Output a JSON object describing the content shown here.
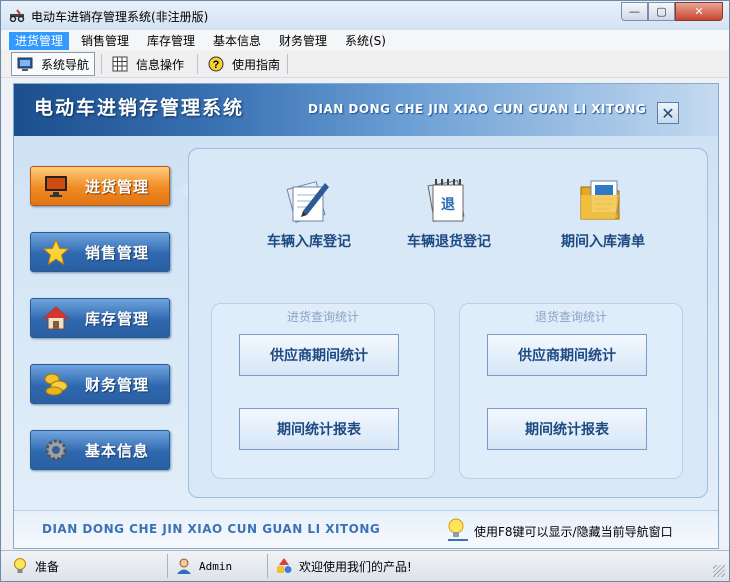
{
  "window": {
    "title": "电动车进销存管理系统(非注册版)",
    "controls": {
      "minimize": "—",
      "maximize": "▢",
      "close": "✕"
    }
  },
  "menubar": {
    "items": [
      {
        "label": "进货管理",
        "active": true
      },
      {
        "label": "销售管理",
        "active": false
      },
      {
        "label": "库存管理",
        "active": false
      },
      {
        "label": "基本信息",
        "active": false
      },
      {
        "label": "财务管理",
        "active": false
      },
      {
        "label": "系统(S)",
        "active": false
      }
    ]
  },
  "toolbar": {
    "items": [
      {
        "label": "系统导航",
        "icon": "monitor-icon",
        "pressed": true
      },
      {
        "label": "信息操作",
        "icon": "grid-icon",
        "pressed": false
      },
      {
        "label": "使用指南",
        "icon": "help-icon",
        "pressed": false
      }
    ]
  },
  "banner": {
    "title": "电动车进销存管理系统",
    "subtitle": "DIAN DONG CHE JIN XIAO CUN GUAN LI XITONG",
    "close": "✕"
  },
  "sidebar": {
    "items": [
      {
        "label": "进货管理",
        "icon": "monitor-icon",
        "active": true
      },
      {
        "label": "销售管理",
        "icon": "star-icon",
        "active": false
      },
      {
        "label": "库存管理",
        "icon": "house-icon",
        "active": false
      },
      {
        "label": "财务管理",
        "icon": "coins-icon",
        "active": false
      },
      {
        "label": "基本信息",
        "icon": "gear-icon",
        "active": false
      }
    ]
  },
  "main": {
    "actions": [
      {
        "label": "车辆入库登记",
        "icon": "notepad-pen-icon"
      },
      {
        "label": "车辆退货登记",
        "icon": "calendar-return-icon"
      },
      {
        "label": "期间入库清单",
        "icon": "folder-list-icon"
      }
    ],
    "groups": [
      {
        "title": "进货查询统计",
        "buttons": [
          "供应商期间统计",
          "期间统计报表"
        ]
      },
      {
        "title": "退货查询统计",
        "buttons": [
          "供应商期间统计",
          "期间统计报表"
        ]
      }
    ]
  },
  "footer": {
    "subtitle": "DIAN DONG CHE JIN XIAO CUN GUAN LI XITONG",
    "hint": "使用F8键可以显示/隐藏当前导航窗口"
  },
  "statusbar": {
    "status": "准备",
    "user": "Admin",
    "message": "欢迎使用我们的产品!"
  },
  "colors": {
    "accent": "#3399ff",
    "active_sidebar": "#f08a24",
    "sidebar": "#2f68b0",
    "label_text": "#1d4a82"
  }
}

· · · ·

WHAT IS NEEDED ::
Answer only with how many lines in the records include "电动车进销存管理系统".

WRITTEN RESPONSE ::
2